Exercise directions ->
Rewrite the data below, replacing "GRU" with "LSTM" and leaving everything else unchanged.

Data for this task ->
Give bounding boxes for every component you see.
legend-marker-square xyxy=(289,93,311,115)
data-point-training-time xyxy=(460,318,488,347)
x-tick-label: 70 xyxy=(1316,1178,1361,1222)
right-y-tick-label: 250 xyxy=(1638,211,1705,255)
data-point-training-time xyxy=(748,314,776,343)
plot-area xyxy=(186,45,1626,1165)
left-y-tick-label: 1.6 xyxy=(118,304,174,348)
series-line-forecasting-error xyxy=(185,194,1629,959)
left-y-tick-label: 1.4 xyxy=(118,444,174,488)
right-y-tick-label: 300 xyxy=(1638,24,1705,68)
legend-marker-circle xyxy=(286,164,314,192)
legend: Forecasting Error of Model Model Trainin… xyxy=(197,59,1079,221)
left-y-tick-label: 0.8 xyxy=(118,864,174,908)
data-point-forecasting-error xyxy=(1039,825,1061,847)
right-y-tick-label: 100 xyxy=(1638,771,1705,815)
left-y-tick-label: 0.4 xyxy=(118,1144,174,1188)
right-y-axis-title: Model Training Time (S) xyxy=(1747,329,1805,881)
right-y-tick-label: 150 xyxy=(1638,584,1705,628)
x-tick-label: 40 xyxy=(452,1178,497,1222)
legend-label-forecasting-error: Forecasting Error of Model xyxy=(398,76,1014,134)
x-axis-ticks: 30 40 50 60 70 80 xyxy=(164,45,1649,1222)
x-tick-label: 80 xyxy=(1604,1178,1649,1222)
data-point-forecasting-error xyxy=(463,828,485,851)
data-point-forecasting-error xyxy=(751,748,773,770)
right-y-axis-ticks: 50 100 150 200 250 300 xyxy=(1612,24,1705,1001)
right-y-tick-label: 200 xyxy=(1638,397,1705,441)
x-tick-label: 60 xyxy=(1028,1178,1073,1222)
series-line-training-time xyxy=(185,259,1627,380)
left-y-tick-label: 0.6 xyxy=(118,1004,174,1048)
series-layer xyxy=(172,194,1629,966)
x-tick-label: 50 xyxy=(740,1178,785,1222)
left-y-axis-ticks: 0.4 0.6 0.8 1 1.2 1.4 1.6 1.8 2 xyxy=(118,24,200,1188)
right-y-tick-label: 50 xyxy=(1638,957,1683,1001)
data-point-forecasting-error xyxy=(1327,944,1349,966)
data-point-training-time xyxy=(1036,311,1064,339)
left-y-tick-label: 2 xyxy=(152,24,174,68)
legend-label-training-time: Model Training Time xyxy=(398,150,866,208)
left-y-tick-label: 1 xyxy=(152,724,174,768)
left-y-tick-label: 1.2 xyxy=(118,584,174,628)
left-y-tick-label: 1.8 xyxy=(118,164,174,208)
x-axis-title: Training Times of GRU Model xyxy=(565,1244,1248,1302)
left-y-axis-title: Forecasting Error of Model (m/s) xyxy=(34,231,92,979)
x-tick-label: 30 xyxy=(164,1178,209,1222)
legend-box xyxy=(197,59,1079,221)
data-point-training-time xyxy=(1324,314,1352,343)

Output below ->
Give bounding boxes for every component you see.
legend-marker-square xyxy=(289,93,311,115)
data-point-training-time xyxy=(460,318,488,347)
x-tick-label: 70 xyxy=(1316,1178,1361,1222)
right-y-tick-label: 250 xyxy=(1638,211,1705,255)
data-point-training-time xyxy=(748,314,776,343)
plot-area xyxy=(186,45,1626,1165)
left-y-tick-label: 1.6 xyxy=(118,304,174,348)
series-line-forecasting-error xyxy=(185,194,1629,959)
left-y-tick-label: 1.4 xyxy=(118,444,174,488)
right-y-tick-label: 300 xyxy=(1638,24,1705,68)
legend-marker-circle xyxy=(286,164,314,192)
legend: Forecasting Error of Model Model Trainin… xyxy=(197,59,1079,221)
left-y-tick-label: 0.8 xyxy=(118,864,174,908)
data-point-forecasting-error xyxy=(1039,825,1061,847)
right-y-tick-label: 100 xyxy=(1638,771,1705,815)
left-y-tick-label: 0.4 xyxy=(118,1144,174,1188)
right-y-axis-title: Model Training Time (S) xyxy=(1747,329,1805,881)
right-y-tick-label: 150 xyxy=(1638,584,1705,628)
x-tick-label: 40 xyxy=(452,1178,497,1222)
legend-label-forecasting-error: Forecasting Error of Model xyxy=(398,76,1014,134)
x-axis-ticks: 30 40 50 60 70 80 xyxy=(164,45,1649,1222)
x-tick-label: 80 xyxy=(1604,1178,1649,1222)
data-point-forecasting-error xyxy=(463,828,485,851)
data-point-forecasting-error xyxy=(751,748,773,770)
right-y-axis-ticks: 50 100 150 200 250 300 xyxy=(1612,24,1705,1001)
right-y-tick-label: 200 xyxy=(1638,397,1705,441)
x-tick-label: 60 xyxy=(1028,1178,1073,1222)
series-line-training-time xyxy=(185,259,1627,380)
left-y-tick-label: 0.6 xyxy=(118,1004,174,1048)
series-layer xyxy=(172,194,1629,966)
x-tick-label: 50 xyxy=(740,1178,785,1222)
left-y-axis-ticks: 0.4 0.6 0.8 1 1.2 1.4 1.6 1.8 2 xyxy=(118,24,200,1188)
right-y-tick-label: 50 xyxy=(1638,957,1683,1001)
data-point-forecasting-error xyxy=(1327,944,1349,966)
data-point-training-time xyxy=(1036,311,1064,339)
left-y-tick-label: 2 xyxy=(152,24,174,68)
legend-label-training-time: Model Training Time xyxy=(398,150,866,208)
left-y-tick-label: 1 xyxy=(152,724,174,768)
left-y-tick-label: 1.2 xyxy=(118,584,174,628)
left-y-tick-label: 1.8 xyxy=(118,164,174,208)
x-axis-title: Training Times of LSTM Model xyxy=(565,1244,1248,1302)
left-y-axis-title: Forecasting Error of Model (m/s) xyxy=(34,231,92,979)
x-tick-label: 30 xyxy=(164,1178,209,1222)
legend-box xyxy=(197,59,1079,221)
data-point-training-time xyxy=(1324,314,1352,343)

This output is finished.